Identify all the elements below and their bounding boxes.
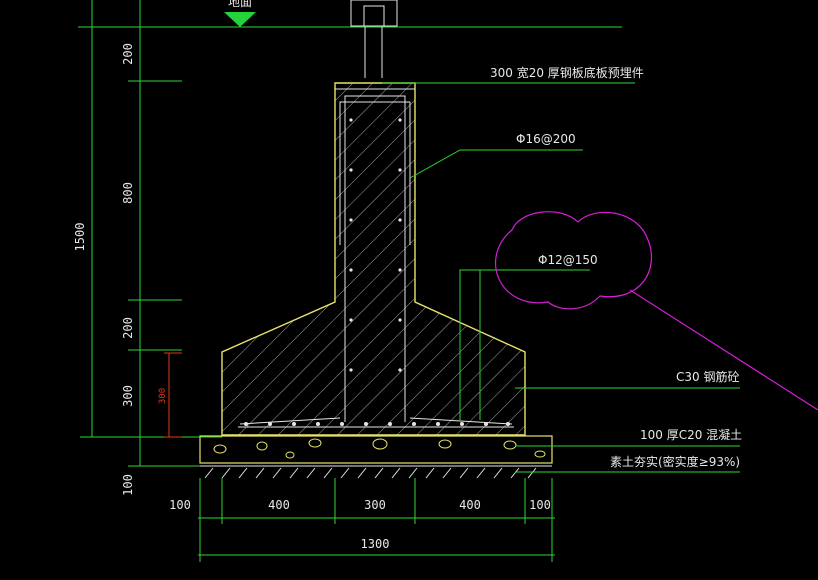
dim-horizontal-total: 1300 xyxy=(361,537,390,551)
dim-vertical-segment-5: 100 xyxy=(121,474,135,496)
dim-horizontal-segment-1: 100 xyxy=(169,498,191,512)
horizontal-dimensions: 100 400 300 400 100 1300 xyxy=(169,478,555,562)
red-dimension: 300 xyxy=(158,352,182,438)
dim-vertical-segment-3: 200 xyxy=(121,317,135,339)
ground-label: 地面 xyxy=(228,0,252,9)
foundation-section-drawing: 地面 200 800 200 300 100 1500 300 100 400 … xyxy=(73,0,818,562)
dim-horizontal-segment-3: 300 xyxy=(364,498,386,512)
annotation-soil: 素土夯实(密实度≥93%) xyxy=(610,454,740,469)
annotation-column-rebar: Φ16@200 xyxy=(516,132,576,146)
dim-horizontal-segment-4: 400 xyxy=(459,498,481,512)
steel-post xyxy=(350,0,398,78)
dim-vertical-total: 1500 xyxy=(73,223,87,252)
revision-cloud-icon xyxy=(495,211,818,411)
dim-vertical-segment-2: 800 xyxy=(121,182,135,204)
annotation-embedded-plate: 300 宽20 厚钢板底板预埋件 xyxy=(490,65,644,80)
dim-horizontal-segment-5: 100 xyxy=(529,498,551,512)
dim-red-segment: 300 xyxy=(158,388,168,404)
annotation-cushion: 100 厚C20 混凝土 xyxy=(640,427,742,442)
compacted-soil xyxy=(200,465,552,479)
annotation-base-rebar: Φ12@150 xyxy=(538,253,598,267)
vertical-dimensions: 200 800 200 300 100 1500 xyxy=(73,0,222,496)
cushion-layer xyxy=(199,435,553,464)
ground-level-triangle-icon xyxy=(224,12,256,27)
dim-vertical-segment-1: 200 xyxy=(121,43,135,65)
annotation-concrete: C30 钢筋砼 xyxy=(676,369,739,384)
dim-vertical-segment-4: 300 xyxy=(121,385,135,407)
dim-horizontal-segment-2: 400 xyxy=(268,498,290,512)
ground-level: 地面 xyxy=(78,0,622,28)
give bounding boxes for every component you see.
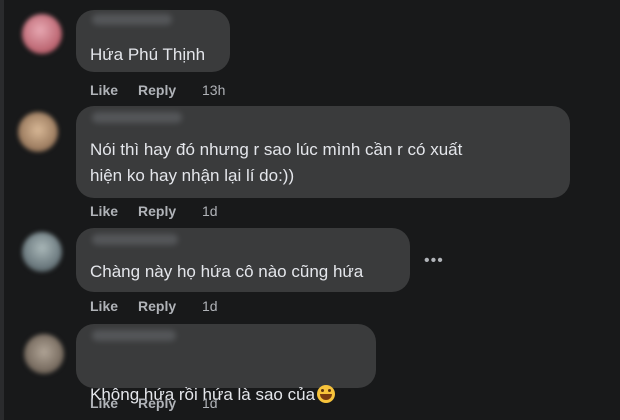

Problem requirements: Reproduce every line above without any changes, leaving out the pictures.

Result of the exercise:
Identify all the elements below and their bounding boxes.
dim-horizontal-total: 1300 xyxy=(361,537,390,551)
dim-vertical-segment-5: 100 xyxy=(121,474,135,496)
dim-horizontal-segment-1: 100 xyxy=(169,498,191,512)
horizontal-dimensions: 100 400 300 400 100 1300 xyxy=(169,478,555,562)
red-dimension: 300 xyxy=(158,352,182,438)
dim-vertical-segment-3: 200 xyxy=(121,317,135,339)
ground-label: 地面 xyxy=(228,0,252,9)
foundation-section-drawing: 地面 200 800 200 300 100 1500 300 100 400 … xyxy=(73,0,818,562)
dim-horizontal-segment-3: 300 xyxy=(364,498,386,512)
annotation-soil: 素土夯实(密实度≥93%) xyxy=(610,454,740,469)
annotation-column-rebar: Φ16@200 xyxy=(516,132,576,146)
dim-horizontal-segment-4: 400 xyxy=(459,498,481,512)
steel-post xyxy=(350,0,398,78)
dim-vertical-total: 1500 xyxy=(73,223,87,252)
revision-cloud-icon xyxy=(495,211,818,411)
dim-vertical-segment-2: 800 xyxy=(121,182,135,204)
annotation-embedded-plate: 300 宽20 厚钢板底板预埋件 xyxy=(490,65,644,80)
dim-horizontal-segment-5: 100 xyxy=(529,498,551,512)
dim-red-segment: 300 xyxy=(158,388,168,404)
annotation-cushion: 100 厚C20 混凝土 xyxy=(640,427,742,442)
compacted-soil xyxy=(200,465,552,479)
annotation-base-rebar: Φ12@150 xyxy=(538,253,598,267)
vertical-dimensions: 200 800 200 300 100 1500 xyxy=(73,0,222,496)
cushion-layer xyxy=(199,435,553,464)
ground-level-triangle-icon xyxy=(224,12,256,27)
dim-vertical-segment-1: 200 xyxy=(121,43,135,65)
annotation-concrete: C30 钢筋砼 xyxy=(676,369,739,384)
dim-vertical-segment-4: 300 xyxy=(121,385,135,407)
dim-horizontal-segment-2: 400 xyxy=(268,498,290,512)
ground-level: 地面 xyxy=(78,0,622,28)
give bounding boxes for every component you see.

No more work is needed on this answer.